_What is required:_ Repeat the listing in full, word for word.

┌──

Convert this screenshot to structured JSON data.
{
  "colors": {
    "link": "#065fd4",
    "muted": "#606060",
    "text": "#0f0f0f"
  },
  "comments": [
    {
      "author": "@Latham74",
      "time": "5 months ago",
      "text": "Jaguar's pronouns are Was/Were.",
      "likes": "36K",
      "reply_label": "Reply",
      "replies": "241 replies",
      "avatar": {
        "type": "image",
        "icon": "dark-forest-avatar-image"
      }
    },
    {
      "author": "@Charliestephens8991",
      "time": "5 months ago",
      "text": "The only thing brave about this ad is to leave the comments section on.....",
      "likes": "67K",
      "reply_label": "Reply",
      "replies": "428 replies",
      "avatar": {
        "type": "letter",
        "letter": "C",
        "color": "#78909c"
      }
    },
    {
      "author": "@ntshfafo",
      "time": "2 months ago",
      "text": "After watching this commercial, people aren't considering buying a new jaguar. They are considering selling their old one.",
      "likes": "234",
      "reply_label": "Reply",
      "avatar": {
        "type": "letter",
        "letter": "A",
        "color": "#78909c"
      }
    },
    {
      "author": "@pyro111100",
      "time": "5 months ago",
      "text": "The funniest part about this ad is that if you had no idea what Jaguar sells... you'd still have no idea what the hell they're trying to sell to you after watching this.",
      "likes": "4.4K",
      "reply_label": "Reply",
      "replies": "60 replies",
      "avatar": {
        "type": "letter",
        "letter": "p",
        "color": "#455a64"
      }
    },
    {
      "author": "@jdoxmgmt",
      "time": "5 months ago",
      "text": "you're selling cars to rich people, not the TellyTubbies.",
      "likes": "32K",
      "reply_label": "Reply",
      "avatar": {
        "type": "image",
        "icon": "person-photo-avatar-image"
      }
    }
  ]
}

└──

_Exercise result:_
Convert this screenshot to structured JSON data.
{
  "colors": {
    "link": "#065fd4",
    "muted": "#606060",
    "text": "#0f0f0f"
  },
  "comments": [
    {
      "author": "@Latham74",
      "time": "5 months ago",
      "text": "Jaguar's pronouns are Was/Were.",
      "likes": "36K",
      "reply_label": "Reply",
      "replies": "241 replies",
      "avatar": {
        "type": "image",
        "icon": "dark-forest-avatar-image"
      }
    },
    {
      "author": "@Charliestephens8991",
      "time": "5 months ago",
      "text": "The only thing brave about this ad is to leave the comments section on.....",
      "likes": "67K",
      "reply_label": "Reply",
      "replies": "428 replies",
      "avatar": {
        "type": "letter",
        "letter": "C",
        "color": "#78909c"
      }
    },
    {
      "author": "@ntshfafo",
      "time": "2 months ago",
      "text": "After watching this commercial, people aren't considering buying a new jaguar. They are considering selling their old one.",
      "likes": "234",
      "reply_label": "Reply",
      "avatar": {
        "type": "letter",
        "letter": "A",
        "color": "#78909c"
      }
    },
    {
      "author": "@pyro111100",
      "time": "5 months ago",
      "text": "The funniest part about this ad is that if you had no idea what Jaguar sells... you'd still have no idea what the hell they're trying to sell to you after watching this.",
      "likes": "4.4K",
      "reply_label": "Reply",
      "replies": "60 replies",
      "avatar": {
        "type": "letter",
        "letter": "p",
        "color": "#455a64"
      }
    },
    {
      "author": "@jdoxmgmt",
      "time": "5 months ago",
      "text": "you're selling cars to rich people, not the TellyTubbies.",
      "likes": "32K",
      "reply_label": "Reply",
      "avatar": {
        "type": "image",
        "icon": "person-photo-avatar-image"
      }
    }
  ]
}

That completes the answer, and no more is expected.